▶ _RECORDS TO PROCESS_:
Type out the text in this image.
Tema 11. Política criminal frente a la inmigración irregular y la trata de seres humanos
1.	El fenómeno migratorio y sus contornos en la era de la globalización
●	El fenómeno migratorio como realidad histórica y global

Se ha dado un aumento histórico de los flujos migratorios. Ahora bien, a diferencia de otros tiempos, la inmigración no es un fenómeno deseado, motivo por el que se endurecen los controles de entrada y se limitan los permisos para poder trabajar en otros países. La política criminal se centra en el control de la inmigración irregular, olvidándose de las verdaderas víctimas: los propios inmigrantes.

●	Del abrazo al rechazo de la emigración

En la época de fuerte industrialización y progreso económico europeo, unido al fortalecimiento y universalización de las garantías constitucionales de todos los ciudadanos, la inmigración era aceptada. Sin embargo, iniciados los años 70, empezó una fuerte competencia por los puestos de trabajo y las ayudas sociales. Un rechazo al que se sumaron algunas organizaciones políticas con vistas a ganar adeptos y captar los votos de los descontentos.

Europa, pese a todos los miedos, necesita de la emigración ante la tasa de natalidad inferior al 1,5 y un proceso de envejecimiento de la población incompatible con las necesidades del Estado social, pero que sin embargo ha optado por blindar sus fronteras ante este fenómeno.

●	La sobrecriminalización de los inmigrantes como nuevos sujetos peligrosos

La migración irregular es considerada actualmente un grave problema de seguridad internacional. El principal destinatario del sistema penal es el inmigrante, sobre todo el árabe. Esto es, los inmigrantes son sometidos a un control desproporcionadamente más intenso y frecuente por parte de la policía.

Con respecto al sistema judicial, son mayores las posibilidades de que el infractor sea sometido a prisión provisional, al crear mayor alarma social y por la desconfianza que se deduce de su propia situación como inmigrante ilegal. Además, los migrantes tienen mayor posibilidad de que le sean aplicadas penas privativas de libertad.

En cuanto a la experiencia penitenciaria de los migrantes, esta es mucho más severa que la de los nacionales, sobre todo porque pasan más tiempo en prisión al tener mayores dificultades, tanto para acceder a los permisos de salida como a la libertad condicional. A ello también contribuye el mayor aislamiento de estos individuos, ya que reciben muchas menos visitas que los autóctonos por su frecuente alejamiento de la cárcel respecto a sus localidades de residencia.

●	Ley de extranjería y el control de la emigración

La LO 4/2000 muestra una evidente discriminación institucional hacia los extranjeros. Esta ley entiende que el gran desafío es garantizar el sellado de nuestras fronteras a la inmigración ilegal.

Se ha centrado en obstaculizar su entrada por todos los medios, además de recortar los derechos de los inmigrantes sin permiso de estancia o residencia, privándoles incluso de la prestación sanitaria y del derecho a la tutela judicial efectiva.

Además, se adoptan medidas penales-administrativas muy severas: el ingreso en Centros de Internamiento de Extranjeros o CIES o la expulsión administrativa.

▶ _PROBLEM DESCRIPTION_: Extract each line of the listing above, copying it word for word.

▶ _EXPECTED ANSWER_:
Type out the text in this image.
Tema 11. Política criminal frente a la inmigración irregular y la trata de seres humanos
1.	El fenómeno migratorio y sus contornos en la era de la globalización
●	El fenómeno migratorio como realidad histórica y global

Se ha dado un aumento histórico de los flujos migratorios. Ahora bien, a diferencia de otros tiempos, la inmigración no es un fenómeno deseado, motivo por el que se endurecen los controles de entrada y se limitan los permisos para poder trabajar en otros países. La política criminal se centra en el control de la inmigración irregular, olvidándose de las verdaderas víctimas: los propios inmigrantes.

●	Del abrazo al rechazo de la emigración

En la época de fuerte industrialización y progreso económico europeo, unido al fortalecimiento y universalización de las garantías constitucionales de todos los ciudadanos, la inmigración era aceptada. Sin embargo, iniciados los años 70, empezó una fuerte competencia por los puestos de trabajo y las ayudas sociales. Un rechazo al que se sumaron algunas organizaciones políticas con vistas a ganar adeptos y captar los votos de los descontentos.

Europa, pese a todos los miedos, necesita de la emigración ante la tasa de natalidad inferior al 1,5 y un proceso de envejecimiento de la población incompatible con las necesidades del Estado social, pero que sin embargo ha optado por blindar sus fronteras ante este fenómeno.

●	La sobrecriminalización de los inmigrantes como nuevos sujetos peligrosos

La migración irregular es considerada actualmente un grave problema de seguridad internacional. El principal destinatario del sistema penal es el inmigrante, sobre todo el árabe. Esto es, los inmigrantes son sometidos a un control desproporcionadamente más intenso y frecuente por parte de la policía.

Con respecto al sistema judicial, son mayores las posibilidades de que el infractor sea sometido a prisión provisional, al crear mayor alarma social y por la desconfianza que se deduce de su propia situación como inmigrante ilegal. Además, los migrantes tienen mayor posibilidad de que le sean aplicadas penas privativas de libertad.

En cuanto a la experiencia penitenciaria de los migrantes, esta es mucho más severa que la de los nacionales, sobre todo porque pasan más tiempo en prisión al tener mayores dificultades, tanto para acceder a los permisos de salida como a la libertad condicional. A ello también contribuye el mayor aislamiento de estos individuos, ya que reciben muchas menos visitas que los autóctonos por su frecuente alejamiento de la cárcel respecto a sus localidades de residencia.

●	Ley de extranjería y el control de la emigración

La LO 4/2000 muestra una evidente discriminación institucional hacia los extranjeros. Esta ley entiende que el gran desafío es garantizar el sellado de nuestras fronteras a la inmigración ilegal.

Se ha centrado en obstaculizar su entrada por todos los medios, además de recortar los derechos de los inmigrantes sin permiso de estancia o residencia, privándoles incluso de la prestación sanitaria y del derecho a la tutela judicial efectiva.

Además, se adoptan medidas penales-administrativas muy severas: el ingreso en Centros de Internamiento de Extranjeros o CIES o la expulsión administrativa.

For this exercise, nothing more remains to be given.